(Excerpt from a dataset)
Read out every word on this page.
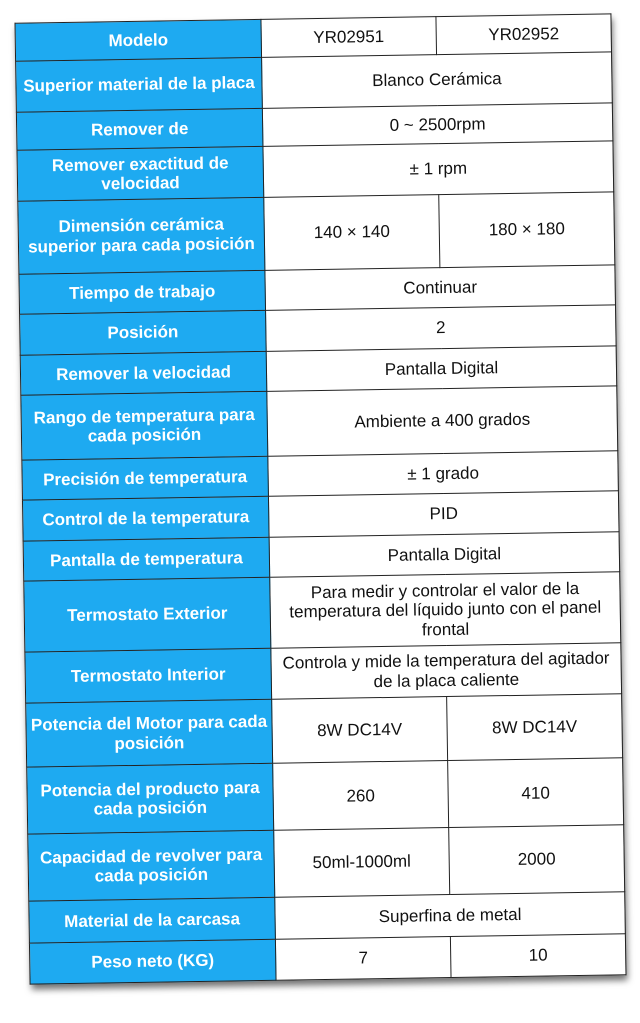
Modelo	YR02951	YR02952
Superior material de la placa	Blanco Cerámica	
Remover de	0 ~ 2500rpm	
Remover exactitud de velocidad	± 1 rpm	
Dimensión cerámica superior para cada posición	140 × 140	180 × 180
Tiempo de trabajo	Continuar	
Posición	2	
Remover la velocidad	Pantalla Digital	
Rango de temperatura para cada posición	Ambiente a 400 grados	
Precisión de temperatura	± 1 grado	
Control de la temperatura	PID	
Pantalla de temperatura	Pantalla Digital	
Termostato Exterior	Para medir y controlar el valor de la temperatura del líquido junto con el panel frontal	
Termostato Interior	Controla y mide la temperatura del agitador de la placa caliente	
Potencia del Motor para cada posición	8W DC14V	8W DC14V
Potencia del producto para cada posición	260	410
Capacidad de revolver para cada posición	50ml-1000ml	2000
Material de la carcasa	Superfina de metal	
Peso neto (KG)	7	10
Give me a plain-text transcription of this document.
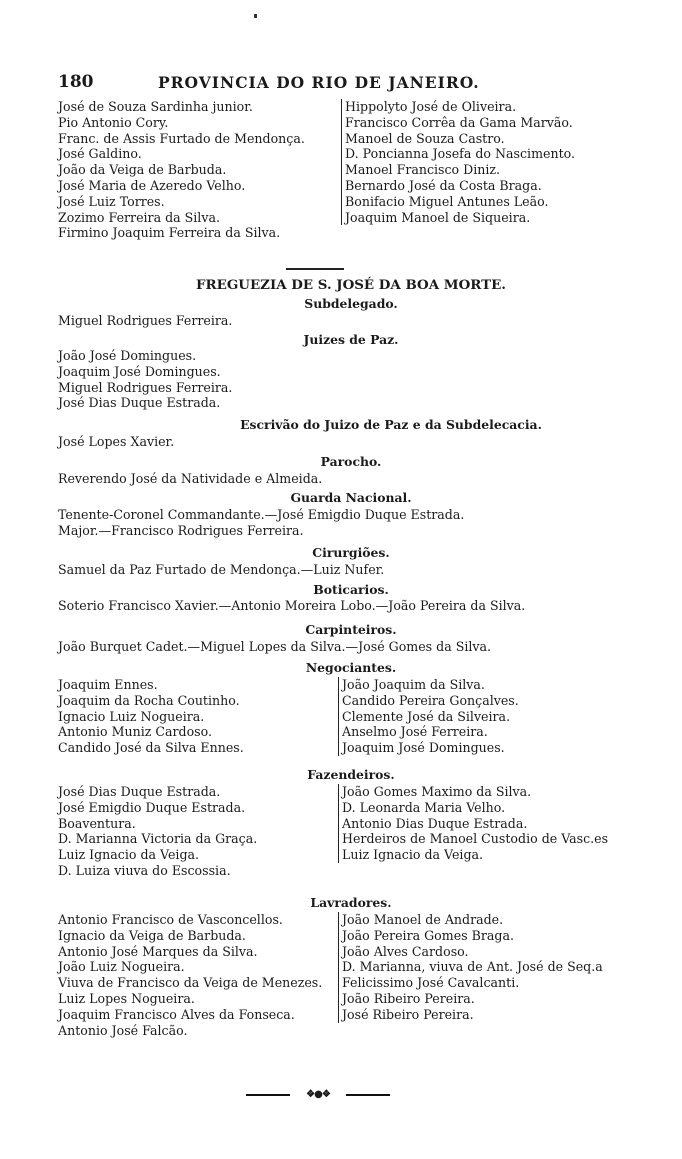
180	PROVINCIA DO RIO DE JANEIRO.
José de Souza Sardinha junior.
Pio Antonio Cory.
Franc. de Assis Furtado de Mendonça.
José Galdino.
João da Veiga de Barbuda.
José Maria de Azeredo Velho.
José Luiz Torres.
Zozimo Ferreira da Silva.
Firmino Joaquim Ferreira da Silva.
Hippolyto José de Oliveira.
Francisco Corrêa da Gama Marvão.
Manoel de Souza Castro.
D. Poncianna Josefa do Nascimento.
Manoel Francisco Diniz.
Bernardo José da Costa Braga.
Bonifacio Miguel Antunes Leão.
Joaquim Manoel de Siqueira.
FREGUEZIA DE S. JOSÉ DA BOA MORTE.
Subdelegado.
Miguel Rodrigues Ferreira.
Juizes de Paz.
João José Domingues.
Joaquim José Domingues.
Miguel Rodrigues Ferreira.
José Dias Duque Estrada.
Escrivão do Juizo de Paz e da Subdelecacia.
José Lopes Xavier.
Parocho.
Reverendo José da Natividade e Almeida.
Guarda Nacional.
Tenente-Coronel Commandante.—José Emigdio Duque Estrada.
Major.—Francisco Rodrigues Ferreira.
Cirurgiões.
Samuel da Paz Furtado de Mendonça.—Luiz Nufer.
Boticarios.
Soterio Francisco Xavier.—Antonio Moreira Lobo.—João Pereira da Silva.
Carpinteiros.
João Burquet Cadet.—Miguel Lopes da Silva.—José Gomes da Silva.
Negociantes.
Joaquim Ennes.
Joaquim da Rocha Coutinho.
Ignacio Luiz Nogueira.
Antonio Muniz Cardoso.
Candido José da Silva Ennes.
João Joaquim da Silva.
Candido Pereira Gonçalves.
Clemente José da Silveira.
Anselmo José Ferreira.
Joaquim José Domingues.
Fazendeiros.
José Dias Duque Estrada.
José Emigdio Duque Estrada.
Boaventura.
D. Marianna Victoria da Graça.
Luiz Ignacio da Veiga.
D. Luiza viuva do Escossia.
João Gomes Maximo da Silva.
D. Leonarda Maria Velho.
Antonio Dias Duque Estrada.
Herdeiros de Manoel Custodio de Vasc.es
Luiz Ignacio da Veiga.
Lavradores.
Antonio Francisco de Vasconcellos.
Ignacio da Veiga de Barbuda.
Antonio José Marques da Silva.
João Luiz Nogueira.
Viuva de Francisco da Veiga de Menezes.
Luiz Lopes Nogueira.
Joaquim Francisco Alves da Fonseca.
Antonio José Falcão.
João Manoel de Andrade.
João Pereira Gomes Braga.
João Alves Cardoso.
D. Marianna, viuva de Ant. José de Seq.a
Felicissimo José Cavalcanti.
João Ribeiro Pereira.
José Ribeiro Pereira.
❖●❖
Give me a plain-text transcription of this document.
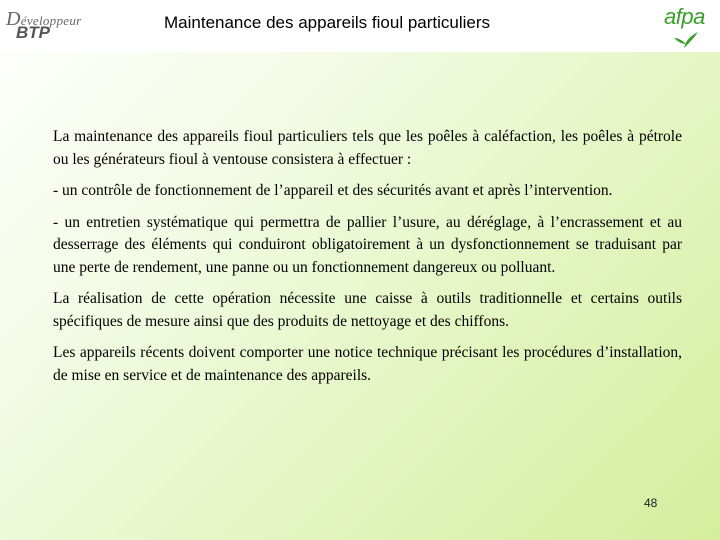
Développeur
BTP
Maintenance des appareils fioul particuliers	afpa

La maintenance des appareils fioul particuliers tels que les poêles à caléfaction, les poêles à pétrole ou les générateurs fioul à ventouse consistera à effectuer :

- un contrôle de fonctionnement de l’appareil et des sécurités avant et après l’intervention.

- un entretien systématique qui permettra de pallier l’usure, au déréglage, à l’encrassement et au desserrage des éléments qui conduiront obligatoirement à un dysfonctionnement se traduisant par une perte de rendement, une panne ou un fonctionnement dangereux ou polluant.

La réalisation de cette opération nécessite une caisse à outils traditionnelle et certains outils spécifiques de mesure ainsi que des produits de nettoyage et des chiffons.

Les appareils récents doivent comporter une notice technique précisant les procédures d’installation, de mise en service et de maintenance des appareils.

48
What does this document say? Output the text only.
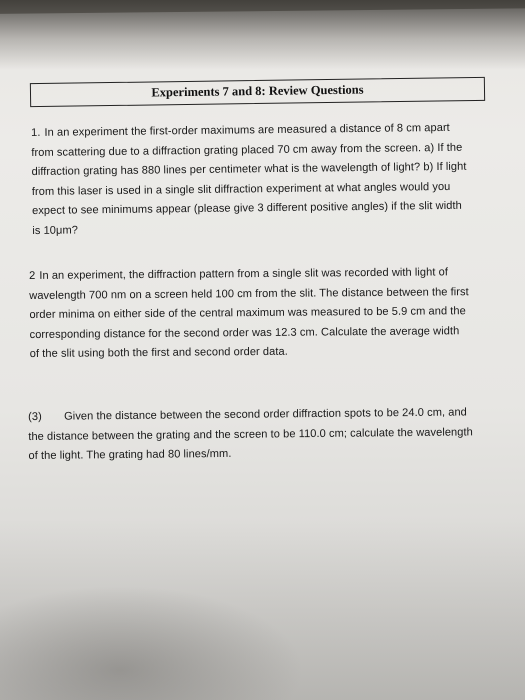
Experiments 7 and 8: Review Questions
1. In an experiment the first-order maximums are measured a distance of 8 cm apart
from scattering due to a diffraction grating placed 70 cm away from the screen. a) If the
diffraction grating has 880 lines per centimeter what is the wavelength of light? b) If light
from this laser is used in a single slit diffraction experiment at what angles would you
expect to see minimums appear (please give 3 different positive angles) if the slit width
is 10μm?
2 In an experiment, the diffraction pattern from a single slit was recorded with light of
wavelength 700 nm on a screen held 100 cm from the slit. The distance between the first
order minima on either side of the central maximum was measured to be 5.9 cm and the
corresponding distance for the second order was 12.3 cm. Calculate the average width
of the slit using both the first and second order data.
(3) Given the distance between the second order diffraction spots to be 24.0 cm, and
the distance between the grating and the screen to be 110.0 cm; calculate the wavelength
of the light. The grating had 80 lines/mm.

» PROBLEM TO SOLVE: Without including the pictures, return each record above exactly as it stands.

» COMPLETED TASK:
Read out every word on this page.
Modelo	YR02951	YR02952
Superior material de la placa	Blanco Cerámica	
Remover de	0 ~ 2500rpm	
Remover exactitud de velocidad	± 1 rpm	
Dimensión cerámica superior para cada posición	140 × 140	180 × 180
Tiempo de trabajo	Continuar	
Posición	2	
Remover la velocidad	Pantalla Digital	
Rango de temperatura para cada posición	Ambiente a 400 grados	
Precisión de temperatura	± 1 grado	
Control de la temperatura	PID	
Pantalla de temperatura	Pantalla Digital	
Termostato Exterior	Para medir y controlar el valor de la temperatura del líquido junto con el panel frontal	
Termostato Interior	Controla y mide la temperatura del agitador de la placa caliente	
Potencia del Motor para cada posición	8W DC14V	8W DC14V
Potencia del producto para cada posición	260	410
Capacidad de revolver para cada posición	50ml-1000ml	2000
Material de la carcasa	Superfina de metal	
Peso neto (KG)	7	10
Give me a plain-text transcription of this document.
180	PROVINCIA DO RIO DE JANEIRO.
José de Souza Sardinha junior.
Pio Antonio Cory.
Franc. de Assis Furtado de Mendonça.
José Galdino.
João da Veiga de Barbuda.
José Maria de Azeredo Velho.
José Luiz Torres.
Zozimo Ferreira da Silva.
Firmino Joaquim Ferreira da Silva.
Hippolyto José de Oliveira.
Francisco Corrêa da Gama Marvão.
Manoel de Souza Castro.
D. Poncianna Josefa do Nascimento.
Manoel Francisco Diniz.
Bernardo José da Costa Braga.
Bonifacio Miguel Antunes Leão.
Joaquim Manoel de Siqueira.
FREGUEZIA DE S. JOSÉ DA BOA MORTE.
Subdelegado.
Miguel Rodrigues Ferreira.
Juizes de Paz.
João José Domingues.
Joaquim José Domingues.
Miguel Rodrigues Ferreira.
José Dias Duque Estrada.
Escrivão do Juizo de Paz e da Subdelecacia.
José Lopes Xavier.
Parocho.
Reverendo José da Natividade e Almeida.
Guarda Nacional.
Tenente-Coronel Commandante.—José Emigdio Duque Estrada.
Major.—Francisco Rodrigues Ferreira.
Cirurgiões.
Samuel da Paz Furtado de Mendonça.—Luiz Nufer.
Boticarios.
Soterio Francisco Xavier.—Antonio Moreira Lobo.—João Pereira da Silva.
Carpinteiros.
João Burquet Cadet.—Miguel Lopes da Silva.—José Gomes da Silva.
Negociantes.
Joaquim Ennes.
Joaquim da Rocha Coutinho.
Ignacio Luiz Nogueira.
Antonio Muniz Cardoso.
Candido José da Silva Ennes.
João Joaquim da Silva.
Candido Pereira Gonçalves.
Clemente José da Silveira.
Anselmo José Ferreira.
Joaquim José Domingues.
Fazendeiros.
José Dias Duque Estrada.
José Emigdio Duque Estrada.
Boaventura.
D. Marianna Victoria da Graça.
Luiz Ignacio da Veiga.
D. Luiza viuva do Escossia.
João Gomes Maximo da Silva.
D. Leonarda Maria Velho.
Antonio Dias Duque Estrada.
Herdeiros de Manoel Custodio de Vasc.es
Luiz Ignacio da Veiga.
Lavradores.
Antonio Francisco de Vasconcellos.
Ignacio da Veiga de Barbuda.
Antonio José Marques da Silva.
João Luiz Nogueira.
Viuva de Francisco da Veiga de Menezes.
Luiz Lopes Nogueira.
Joaquim Francisco Alves da Fonseca.
Antonio José Falcão.
João Manoel de Andrade.
João Pereira Gomes Braga.
João Alves Cardoso.
D. Marianna, viuva de Ant. José de Seq.a
Felicissimo José Cavalcanti.
João Ribeiro Pereira.
José Ribeiro Pereira.
❖●❖
Give me a plain-text transcription of this document.
Développeur
BTP
Maintenance des appareils fioul particuliers	afpa

La maintenance des appareils fioul particuliers tels que les poêles à caléfaction, les poêles à pétrole ou les générateurs fioul à ventouse consistera à effectuer :

- un contrôle de fonctionnement de l’appareil et des sécurités avant et après l’intervention.

- un entretien systématique qui permettra de pallier l’usure, au déréglage, à l’encrassement et au desserrage des éléments qui conduiront obligatoirement à un dysfonctionnement se traduisant par une perte de rendement, une panne ou un fonctionnement dangereux ou polluant.

La réalisation de cette opération nécessite une caisse à outils traditionnelle et certains outils spécifiques de mesure ainsi que des produits de nettoyage et des chiffons.

Les appareils récents doivent comporter une notice technique précisant les procédures d’installation, de mise en service et de maintenance des appareils.

48
What does this document say? Output the text only.
Experiments 7 and 8: Review Questions
1. In an experiment the first-order maximums are measured a distance of 8 cm apart
from scattering due to a diffraction grating placed 70 cm away from the screen. a) If the
diffraction grating has 880 lines per centimeter what is the wavelength of light? b) If light
from this laser is used in a single slit diffraction experiment at what angles would you
expect to see minimums appear (please give 3 different positive angles) if the slit width
is 10μm?
2 In an experiment, the diffraction pattern from a single slit was recorded with light of
wavelength 700 nm on a screen held 100 cm from the slit. The distance between the first
order minima on either side of the central maximum was measured to be 5.9 cm and the
corresponding distance for the second order was 12.3 cm. Calculate the average width
of the slit using both the first and second order data.
(3) Given the distance between the second order diffraction spots to be 24.0 cm, and
the distance between the grating and the screen to be 110.0 cm; calculate the wavelength
of the light. The grating had 80 lines/mm.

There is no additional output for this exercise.